* _Textabschnitt_:
───

| Theo Dingermann |
| 04.03.2026 11:00 Uhr |
Die neue Studie unterstreicht, dass Lebensstilinterventionen trotz der breiten Einführung wirksamer Inkretintherapien ein zentrales Element der kardiovaskulären Prävention bei Typ‑2‑Diabetes bleiben. Dazu gehört auch möglichst viel Bewegung. / © Getty Images/Maskot
Forschende um Dr. Xuan-Mai T. Nguyen vom Department of Medicine der UCLA David Geffen School of Medicine in Los Angeles haben im Wissenschaftsjournal »The Lancet Diabetes & Endocrinology« die Ergebnisse einer prospektive Kohortenstudie der »Million Veteran Program‑Kohorte« publiziert.
In diese Studie, in der die Risikominimierung für Herz‑Kreislauf‑Ereignisse bei Typ‑2‑Diabetikern durch einen gesunden Lebensstil oder durch die Einnahme von GLP‑1‑Rezeptoragonisten und in Kombination untersucht werden sollte, waren 98.261 Personen mit Typ‑2‑Diabetes ohne vorausgegangenen Myokardinfarkt, Schlaganfall oder fortgeschrittene chronische Nierenerkrankung eingeschlossen.
Das mittlere Follow‑up betrug insgesamt 632.543 Personenjahre, in denen 10.443 schwere kardiovakuläre Ereignisse (Major Adverse Cardiovascular Events, MACE), das heißt ein nicht tödlicher Myokardinfarkt oder Schlaganfall oder der kardiovaskuläre Tod dokumentiert wurden. Die Population war überwiegend männlich (circa 95 Prozent) und älter, mit einer hoher Prävalenz klassischer Risikofaktoren und Begleiterkrankungen.

───

* _Erfasste Daten_:
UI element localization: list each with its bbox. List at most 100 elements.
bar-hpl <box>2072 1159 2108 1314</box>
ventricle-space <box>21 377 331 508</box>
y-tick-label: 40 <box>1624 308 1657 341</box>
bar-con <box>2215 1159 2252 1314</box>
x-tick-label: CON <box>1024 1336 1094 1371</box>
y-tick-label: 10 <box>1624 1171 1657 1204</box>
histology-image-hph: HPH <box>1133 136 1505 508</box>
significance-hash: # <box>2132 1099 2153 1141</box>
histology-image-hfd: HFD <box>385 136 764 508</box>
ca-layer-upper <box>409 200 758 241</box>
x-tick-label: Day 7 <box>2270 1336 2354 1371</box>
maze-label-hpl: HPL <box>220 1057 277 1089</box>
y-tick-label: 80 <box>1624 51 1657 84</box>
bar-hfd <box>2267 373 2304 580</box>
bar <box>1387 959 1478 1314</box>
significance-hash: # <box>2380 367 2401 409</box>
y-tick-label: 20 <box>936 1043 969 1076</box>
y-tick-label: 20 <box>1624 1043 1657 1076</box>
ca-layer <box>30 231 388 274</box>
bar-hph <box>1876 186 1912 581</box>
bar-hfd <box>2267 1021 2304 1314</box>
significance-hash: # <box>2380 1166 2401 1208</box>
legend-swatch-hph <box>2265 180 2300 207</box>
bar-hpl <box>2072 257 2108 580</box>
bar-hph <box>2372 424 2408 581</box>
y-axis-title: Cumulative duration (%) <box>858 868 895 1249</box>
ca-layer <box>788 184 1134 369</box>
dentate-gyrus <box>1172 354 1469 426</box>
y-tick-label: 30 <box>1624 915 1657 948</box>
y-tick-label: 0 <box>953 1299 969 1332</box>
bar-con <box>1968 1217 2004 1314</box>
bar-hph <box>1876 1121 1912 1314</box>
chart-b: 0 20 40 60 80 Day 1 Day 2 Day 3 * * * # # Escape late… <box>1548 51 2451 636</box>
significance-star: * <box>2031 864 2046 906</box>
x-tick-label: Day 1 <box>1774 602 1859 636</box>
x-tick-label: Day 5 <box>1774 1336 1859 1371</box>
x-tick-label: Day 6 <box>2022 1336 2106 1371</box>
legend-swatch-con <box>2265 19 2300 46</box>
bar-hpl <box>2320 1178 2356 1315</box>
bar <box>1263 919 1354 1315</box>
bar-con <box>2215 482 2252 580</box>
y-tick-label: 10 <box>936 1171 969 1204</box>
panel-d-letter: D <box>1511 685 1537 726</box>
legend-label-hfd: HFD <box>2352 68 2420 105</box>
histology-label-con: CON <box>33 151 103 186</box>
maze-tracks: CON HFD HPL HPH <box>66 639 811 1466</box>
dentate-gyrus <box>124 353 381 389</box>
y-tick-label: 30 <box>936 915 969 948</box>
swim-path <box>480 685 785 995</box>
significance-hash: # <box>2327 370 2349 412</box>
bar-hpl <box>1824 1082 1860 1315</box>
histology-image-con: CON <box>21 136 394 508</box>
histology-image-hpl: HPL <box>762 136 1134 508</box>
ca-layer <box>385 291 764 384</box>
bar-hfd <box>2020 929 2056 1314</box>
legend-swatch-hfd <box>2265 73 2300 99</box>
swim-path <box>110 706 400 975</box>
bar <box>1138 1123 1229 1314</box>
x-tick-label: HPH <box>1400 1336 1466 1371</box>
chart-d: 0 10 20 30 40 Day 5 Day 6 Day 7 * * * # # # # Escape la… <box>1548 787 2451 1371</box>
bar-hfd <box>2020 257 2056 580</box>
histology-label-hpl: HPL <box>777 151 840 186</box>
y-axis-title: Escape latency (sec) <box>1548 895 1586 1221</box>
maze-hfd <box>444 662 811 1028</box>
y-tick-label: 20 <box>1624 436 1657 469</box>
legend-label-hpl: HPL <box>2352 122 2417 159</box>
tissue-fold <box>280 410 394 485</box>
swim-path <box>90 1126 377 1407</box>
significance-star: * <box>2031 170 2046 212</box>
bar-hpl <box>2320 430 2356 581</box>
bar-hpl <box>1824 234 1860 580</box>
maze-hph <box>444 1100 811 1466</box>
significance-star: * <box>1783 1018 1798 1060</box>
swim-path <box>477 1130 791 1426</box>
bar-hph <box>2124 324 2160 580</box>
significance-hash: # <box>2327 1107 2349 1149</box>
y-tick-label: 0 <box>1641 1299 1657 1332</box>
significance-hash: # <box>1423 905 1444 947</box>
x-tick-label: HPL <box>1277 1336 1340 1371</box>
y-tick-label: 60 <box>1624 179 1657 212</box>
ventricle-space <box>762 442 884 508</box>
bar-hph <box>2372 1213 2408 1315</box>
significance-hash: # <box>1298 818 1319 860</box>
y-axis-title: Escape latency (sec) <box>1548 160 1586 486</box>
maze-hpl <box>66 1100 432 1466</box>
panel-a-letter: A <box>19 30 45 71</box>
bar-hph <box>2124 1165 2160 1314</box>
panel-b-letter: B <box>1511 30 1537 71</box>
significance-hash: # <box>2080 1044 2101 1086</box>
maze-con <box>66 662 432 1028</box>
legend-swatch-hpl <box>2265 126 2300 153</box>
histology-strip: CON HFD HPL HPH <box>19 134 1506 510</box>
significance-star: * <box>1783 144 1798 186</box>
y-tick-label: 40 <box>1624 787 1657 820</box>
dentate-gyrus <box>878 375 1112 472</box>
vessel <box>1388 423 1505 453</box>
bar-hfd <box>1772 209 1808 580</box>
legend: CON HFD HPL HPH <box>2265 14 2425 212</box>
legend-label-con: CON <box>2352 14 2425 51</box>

───

* _Aufgabenstellung_:
Führen Sie den Text zur Diabetesstudie nach seinem letzten Satz weiter. Die Daten stehen in keinem Zusammenhang mit dem Text zur Diabetesstudie.

* _Ergebnis_:
Der Lebensstil wurde über acht binär bewertete Faktoren zu einem 0-bis-8‑Punkte‑Score zusammengefasst. Die einzelnen Faktoren waren eine qualitativ hochwertige Ernährung (oberste 40 Prozent des hPDI (healthful Plant-based Diet Index), ausreichende körperliche Aktivität gmessen als metabolischer Äquivalenzwert MET (≥7,5 MET‑h/Woche), Nichtrauchen, sieben bis neun Stunden Schlaf, kein häufig exzessiver Alkoholkonsum, gute Stressbewältigung, soziale Einbindung sowie keine Opioidgebrauchsstörung.
GLP‑1‑Rezeptoragonisten wie Liraglutid und Semaglutid wurden über Verordnungsdaten der Veterans Health Administration als zeitvariabler Expositionsfaktor erfasst. Insgesamt hatten 13.394 Teilnehmende jemals eine GLP‑1‑Therapie erhalten, der Rest erhielt eine Standardbehandlung ohne einen GLP‑1-Agonisten.